*Written request*
Wherever the word "Dueling" appears in the entries, copy the whole line.

++++ Records provided ++++

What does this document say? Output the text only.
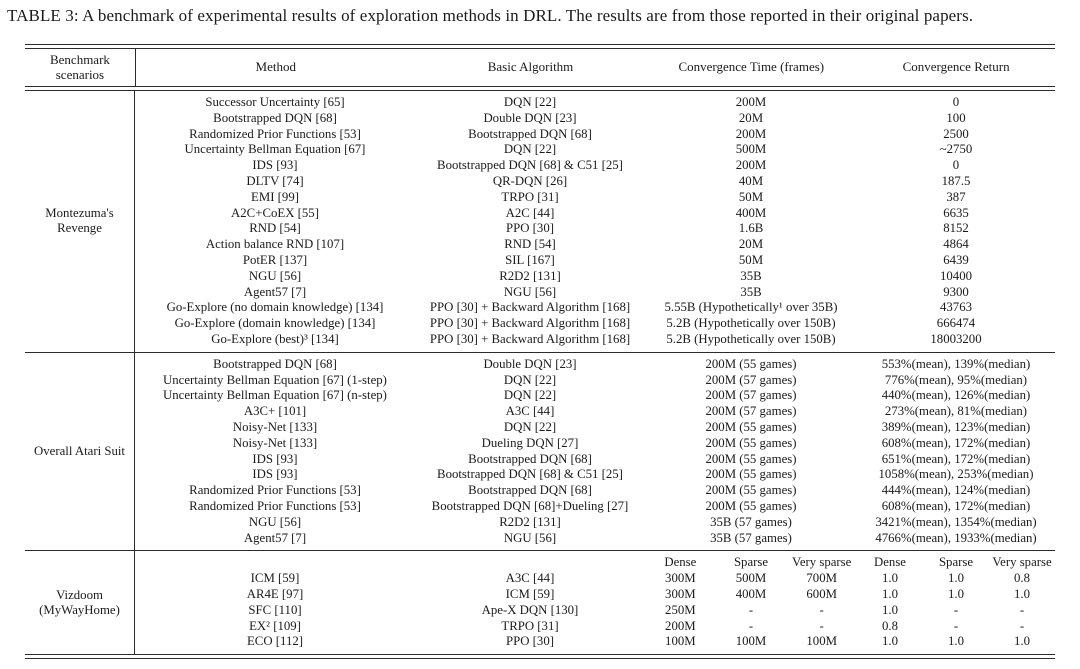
TABLE 3: A benchmark of experimental results of exploration methods in DRL. The results are from those reported in their original papers.
Benchmark scenarios	Method	Basic Algorithm	Convergence Time (frames)	Convergence Return
Montezuma's Revenge
Successor Uncertainty [65]	DQN [22]	200M	0
Bootstrapped DQN [68]	Double DQN [23]	20M	100
Randomized Prior Functions [53]	Bootstrapped DQN [68]	200M	2500
Uncertainty Bellman Equation [67]	DQN [22]	500M	~2750
IDS [93]	Bootstrapped DQN [68] & C51 [25]	200M	0
DLTV [74]	QR-DQN [26]	40M	187.5
EMI [99]	TRPO [31]	50M	387
A2C+CoEX [55]	A2C [44]	400M	6635
RND [54]	PPO [30]	1.6B	8152
Action balance RND [107]	RND [54]	20M	4864
PotER [137]	SIL [167]	50M	6439
NGU [56]	R2D2 [131]	35B	10400
Agent57 [7]	NGU [56]	35B	9300
Go-Explore (no domain knowledge) [134]	PPO [30] + Backward Algorithm [168]	5.55B (Hypothetically¹ over 35B)	43763
Go-Explore (domain knowledge) [134]	PPO [30] + Backward Algorithm [168]	5.2B (Hypothetically over 150B)	666474
Go-Explore (best)³ [134]	PPO [30] + Backward Algorithm [168]	5.2B (Hypothetically over 150B)	18003200
Overall Atari Suit
Bootstrapped DQN [68]	Double DQN [23]	200M (55 games)	553%(mean), 139%(median)
Uncertainty Bellman Equation [67] (1-step)	DQN [22]	200M (57 games)	776%(mean), 95%(median)
Uncertainty Bellman Equation [67] (n-step)	DQN [22]	200M (57 games)	440%(mean), 126%(median)
A3C+ [101]	A3C [44]	200M (57 games)	273%(mean), 81%(median)
Noisy-Net [133]	DQN [22]	200M (55 games)	389%(mean), 123%(median)
Noisy-Net [133]	Dueling DQN [27]	200M (55 games)	608%(mean), 172%(median)
IDS [93]	Bootstrapped DQN [68]	200M (55 games)	651%(mean), 172%(median)
IDS [93]	Bootstrapped DQN [68] & C51 [25]	200M (55 games)	1058%(mean), 253%(median)
Randomized Prior Functions [53]	Bootstrapped DQN [68]	200M (55 games)	444%(mean), 124%(median)
Randomized Prior Functions [53]	Bootstrapped DQN [68]+Dueling [27]	200M (55 games)	608%(mean), 172%(median)
NGU [56]	R2D2 [131]	35B (57 games)	3421%(mean), 1354%(median)
Agent57 [7]	NGU [56]	35B (57 games)	4766%(mean), 1933%(median)
Vizdoom (MyWayHome)

Dense	Sparse	Very sparse	Dense	Sparse	Very sparse
ICM [59]	A3C [44]	300M	500M	700M	1.0	1.0	0.8
AR4E [97]	ICM [59]	300M	400M	600M	1.0	1.0	1.0
SFC [110]	Ape-X DQN [130]	250M	-	-	1.0	-	-
EX² [109]	TRPO [31]	200M	-	-	0.8	-	-
ECO [112]	PPO [30]	100M	100M	100M	1.0	1.0	1.0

++++

*Exercise output*
Noisy-Net [133]	Dueling DQN [27]	200M (55 games)	608%(mean), 172%(median)
Randomized Prior Functions [53]	Bootstrapped DQN [68]+Dueling [27]	200M (55 games)	608%(mean), 172%(median)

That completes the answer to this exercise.